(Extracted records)

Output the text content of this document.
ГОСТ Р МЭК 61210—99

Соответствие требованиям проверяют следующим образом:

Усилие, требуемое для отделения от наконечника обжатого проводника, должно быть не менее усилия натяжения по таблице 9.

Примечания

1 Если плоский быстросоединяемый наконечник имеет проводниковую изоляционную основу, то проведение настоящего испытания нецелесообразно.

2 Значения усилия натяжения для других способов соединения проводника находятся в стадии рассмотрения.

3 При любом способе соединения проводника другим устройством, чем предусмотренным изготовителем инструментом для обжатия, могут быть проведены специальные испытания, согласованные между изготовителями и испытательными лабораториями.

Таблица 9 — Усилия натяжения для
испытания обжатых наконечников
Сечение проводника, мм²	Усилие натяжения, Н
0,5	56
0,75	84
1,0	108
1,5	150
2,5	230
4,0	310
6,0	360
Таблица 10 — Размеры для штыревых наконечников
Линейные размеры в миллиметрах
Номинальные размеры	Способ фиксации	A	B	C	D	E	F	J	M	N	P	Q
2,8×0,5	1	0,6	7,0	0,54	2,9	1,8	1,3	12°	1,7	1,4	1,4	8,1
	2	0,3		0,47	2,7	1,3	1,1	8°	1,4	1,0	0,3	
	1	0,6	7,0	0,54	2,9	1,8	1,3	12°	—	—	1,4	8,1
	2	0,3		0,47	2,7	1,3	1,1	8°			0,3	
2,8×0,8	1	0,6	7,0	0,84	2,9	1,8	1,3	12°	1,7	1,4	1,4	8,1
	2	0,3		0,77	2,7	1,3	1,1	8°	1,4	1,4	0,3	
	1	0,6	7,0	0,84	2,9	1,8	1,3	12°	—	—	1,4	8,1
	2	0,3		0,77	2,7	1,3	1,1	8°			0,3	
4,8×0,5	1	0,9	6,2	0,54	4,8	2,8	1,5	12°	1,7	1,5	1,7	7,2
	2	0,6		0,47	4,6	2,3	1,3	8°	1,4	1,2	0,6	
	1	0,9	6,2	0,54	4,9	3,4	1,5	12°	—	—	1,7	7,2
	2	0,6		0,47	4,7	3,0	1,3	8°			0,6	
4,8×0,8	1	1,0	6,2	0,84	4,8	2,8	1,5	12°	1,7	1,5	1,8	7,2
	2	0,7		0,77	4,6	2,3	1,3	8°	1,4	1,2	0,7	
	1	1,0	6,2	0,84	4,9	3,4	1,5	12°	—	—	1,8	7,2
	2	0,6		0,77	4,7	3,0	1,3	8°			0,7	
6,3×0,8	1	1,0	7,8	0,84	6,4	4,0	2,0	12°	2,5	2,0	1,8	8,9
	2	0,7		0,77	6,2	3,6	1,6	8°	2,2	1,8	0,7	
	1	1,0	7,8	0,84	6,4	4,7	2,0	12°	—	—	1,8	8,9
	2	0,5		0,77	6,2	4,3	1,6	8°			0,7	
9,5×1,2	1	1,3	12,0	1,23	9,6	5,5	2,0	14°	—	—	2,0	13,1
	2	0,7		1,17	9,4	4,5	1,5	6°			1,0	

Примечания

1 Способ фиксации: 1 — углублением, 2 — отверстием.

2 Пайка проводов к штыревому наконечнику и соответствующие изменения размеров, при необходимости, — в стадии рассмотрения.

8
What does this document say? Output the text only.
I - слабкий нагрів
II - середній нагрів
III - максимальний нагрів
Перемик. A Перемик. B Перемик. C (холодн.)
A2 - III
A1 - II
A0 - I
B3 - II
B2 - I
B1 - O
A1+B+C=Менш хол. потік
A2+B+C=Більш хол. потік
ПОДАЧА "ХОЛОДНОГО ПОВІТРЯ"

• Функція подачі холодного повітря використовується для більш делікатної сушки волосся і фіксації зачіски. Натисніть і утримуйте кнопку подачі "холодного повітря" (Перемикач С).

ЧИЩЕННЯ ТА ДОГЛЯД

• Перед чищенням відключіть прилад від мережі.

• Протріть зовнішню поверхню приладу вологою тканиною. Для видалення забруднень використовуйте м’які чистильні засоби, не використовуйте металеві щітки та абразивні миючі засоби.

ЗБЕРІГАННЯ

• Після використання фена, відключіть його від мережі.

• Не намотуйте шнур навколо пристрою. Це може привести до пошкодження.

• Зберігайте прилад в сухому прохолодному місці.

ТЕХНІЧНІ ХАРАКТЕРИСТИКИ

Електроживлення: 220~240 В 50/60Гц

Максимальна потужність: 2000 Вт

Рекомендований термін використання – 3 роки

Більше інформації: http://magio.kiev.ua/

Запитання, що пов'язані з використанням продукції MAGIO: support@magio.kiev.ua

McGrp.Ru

# What the task requires
Pull every line containing the word "испытания" out of the material.

# Task output
1 Если плоский быстросоединяемый наконечник имеет проводниковую изоляционную основу, то проведение настоящего испытания нецелесообразно.
3 При любом способе соединения проводника другим устройством, чем предусмотренным изготовителем инструментом для обжатия, могут быть проведены специальные испытания, согласованные между изготовителями и испытательными лабораториями.
испытания обжатых наконечников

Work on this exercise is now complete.